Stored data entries
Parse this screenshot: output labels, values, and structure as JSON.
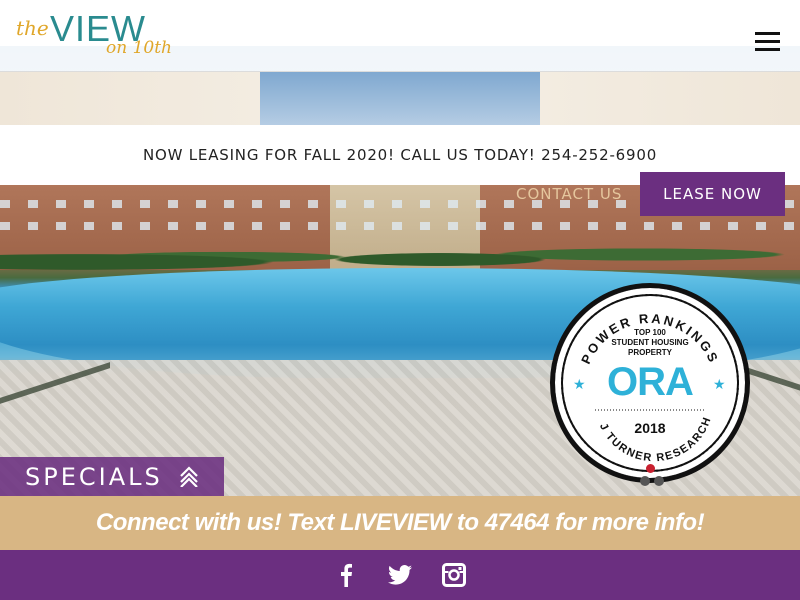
{
  "logo": {
    "the": "the",
    "view": "VIEW",
    "on10": "on 10th"
  },
  "announcement": "NOW LEASING FOR FALL 2020! CALL US TODAY! 254-252-6900",
  "nav": {
    "contact_label": "CONTACT US",
    "lease_label": "LEASE NOW"
  },
  "badge": {
    "arc_top": "POWER RANKINGS",
    "line1": "TOP 100",
    "line2": "STUDENT HOUSING",
    "line3": "PROPERTY",
    "brand": "ORA",
    "year": "2018",
    "arc_bottom": "J TURNER RESEARCH"
  },
  "specials": {
    "label": "SPECIALS"
  },
  "connect": {
    "text": "Connect with us! Text LIVEVIEW to 47464 for more info!"
  },
  "social": [
    "facebook-icon",
    "twitter-icon",
    "instagram-icon"
  ],
  "colors": {
    "purple": "#6b2f80",
    "tan": "#d8b684",
    "teal": "#2a8b8f",
    "gold": "#e0a72a",
    "ora_blue": "#2eb1d8"
  }
}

Task prompt >> Retype each line of the listing above word for word. Exclude the pictures.

Written response >>
Parse this screenshot: output labels, values, and structure as JSON.
{
  "logo": {
    "the": "the",
    "view": "VIEW",
    "on10": "on 10th"
  },
  "announcement": "NOW LEASING FOR FALL 2020! CALL US TODAY! 254-252-6900",
  "nav": {
    "contact_label": "CONTACT US",
    "lease_label": "LEASE NOW"
  },
  "badge": {
    "arc_top": "POWER RANKINGS",
    "line1": "TOP 100",
    "line2": "STUDENT HOUSING",
    "line3": "PROPERTY",
    "brand": "ORA",
    "year": "2018",
    "arc_bottom": "J TURNER RESEARCH"
  },
  "specials": {
    "label": "SPECIALS"
  },
  "connect": {
    "text": "Connect with us! Text LIVEVIEW to 47464 for more info!"
  },
  "social": [
    "facebook-icon",
    "twitter-icon",
    "instagram-icon"
  ],
  "colors": {
    "purple": "#6b2f80",
    "tan": "#d8b684",
    "teal": "#2a8b8f",
    "gold": "#e0a72a",
    "ora_blue": "#2eb1d8"
  }
}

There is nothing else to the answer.